[Begin Input material]

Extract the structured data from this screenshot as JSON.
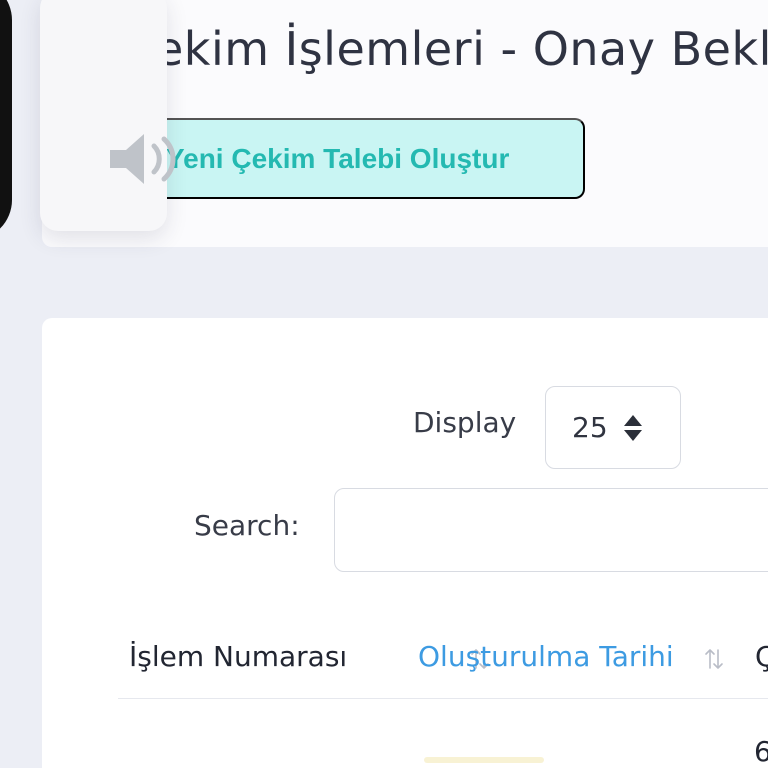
{
  "header": {
    "title": "ekim İşlemleri - Onay Bekli",
    "action_button": "Yeni Çekim Talebi Oluştur",
    "speaker_icon": "speaker-icon"
  },
  "controls": {
    "display_label": "Display",
    "display_value": "25",
    "search_label": "Search:",
    "search_placeholder": ""
  },
  "table": {
    "columns": [
      "İşlem Numarası",
      "Oluşturulma Tarihi",
      "Ç"
    ],
    "visible_row_fragment": "6"
  },
  "colors": {
    "accent": "#3d9be2",
    "button_bg": "#c9f5f3",
    "button_text": "#24b9b1"
  }
}
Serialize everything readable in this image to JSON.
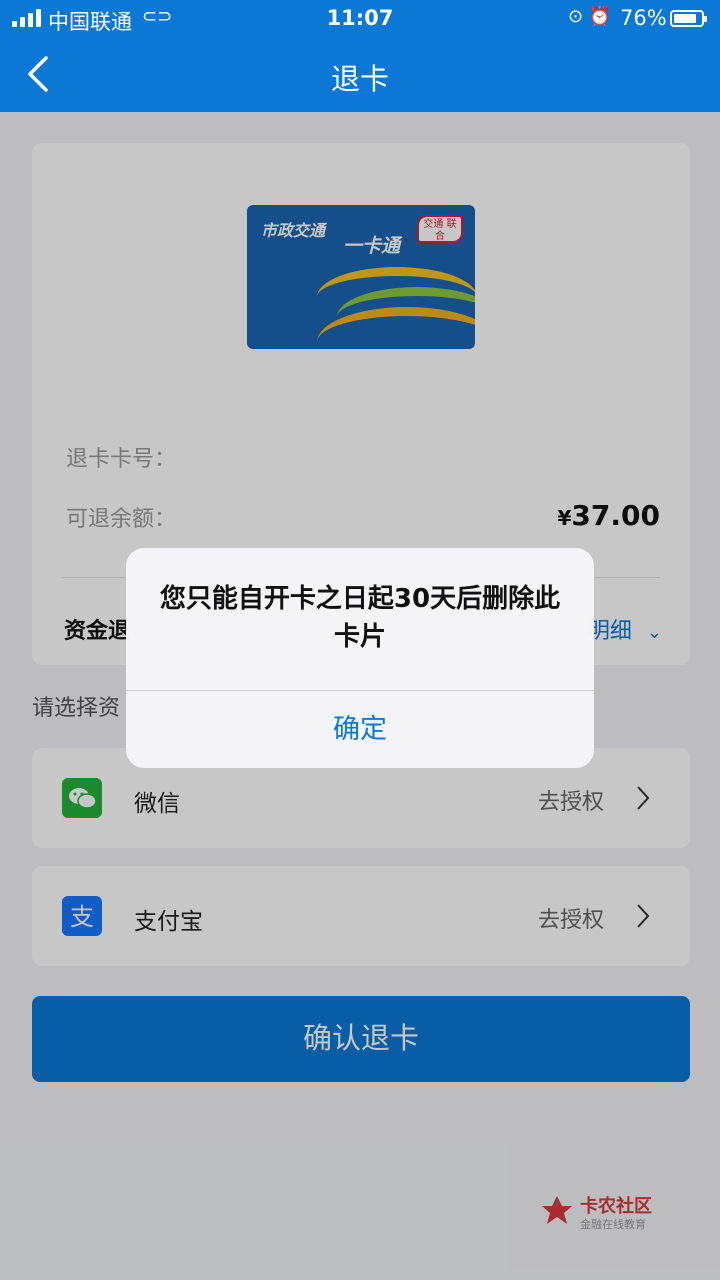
{
  "status_bar": {
    "carrier": "中国联通",
    "time": "11:07",
    "battery": "76%"
  },
  "nav": {
    "title": "退卡"
  },
  "card": {
    "logo_text": "市政交通",
    "logo_text2": "一卡通",
    "badge_text": "交通 联合"
  },
  "info": {
    "card_number_label": "退卡卡号：",
    "refundable_label": "可退余额：",
    "amount_symbol": "¥",
    "amount_value": "37.00",
    "fund_label": "资金退",
    "detail_label": "明细"
  },
  "select_label": "请选择资",
  "payment_options": [
    {
      "name": "微信",
      "action": "去授权"
    },
    {
      "name": "支付宝",
      "action": "去授权"
    }
  ],
  "confirm_button": "确认退卡",
  "watermark": {
    "title": "卡农社区",
    "subtitle": "金融在线教育"
  },
  "alert": {
    "message": "您只能自开卡之日起30天后删除此卡片",
    "button": "确定"
  },
  "colors": {
    "primary": "#0b78d6",
    "wechat": "#23b33a",
    "alipay": "#1677ff"
  }
}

[End Input material]

» Goal of the exercise
Can the entries above be repeated exactly, without their pictures?

» Worked answer
Extract the structured data from this screenshot as JSON.
{
  "header": {
    "title": "ekim İşlemleri - Onay Bekli",
    "action_button": "Yeni Çekim Talebi Oluştur",
    "speaker_icon": "speaker-icon"
  },
  "controls": {
    "display_label": "Display",
    "display_value": "25",
    "search_label": "Search:",
    "search_placeholder": ""
  },
  "table": {
    "columns": [
      "İşlem Numarası",
      "Oluşturulma Tarihi",
      "Ç"
    ],
    "visible_row_fragment": "6"
  },
  "colors": {
    "accent": "#3d9be2",
    "button_bg": "#c9f5f3",
    "button_text": "#24b9b1"
  }
}
Serialize everything readable in this image to JSON.
{
  "status_bar": {
    "carrier": "中国联通",
    "time": "11:07",
    "battery": "76%"
  },
  "nav": {
    "title": "退卡"
  },
  "card": {
    "logo_text": "市政交通",
    "logo_text2": "一卡通",
    "badge_text": "交通 联合"
  },
  "info": {
    "card_number_label": "退卡卡号：",
    "refundable_label": "可退余额：",
    "amount_symbol": "¥",
    "amount_value": "37.00",
    "fund_label": "资金退",
    "detail_label": "明细"
  },
  "select_label": "请选择资",
  "payment_options": [
    {
      "name": "微信",
      "action": "去授权"
    },
    {
      "name": "支付宝",
      "action": "去授权"
    }
  ],
  "confirm_button": "确认退卡",
  "watermark": {
    "title": "卡农社区",
    "subtitle": "金融在线教育"
  },
  "alert": {
    "message": "您只能自开卡之日起30天后删除此卡片",
    "button": "确定"
  },
  "colors": {
    "primary": "#0b78d6",
    "wechat": "#23b33a",
    "alipay": "#1677ff"
  }
}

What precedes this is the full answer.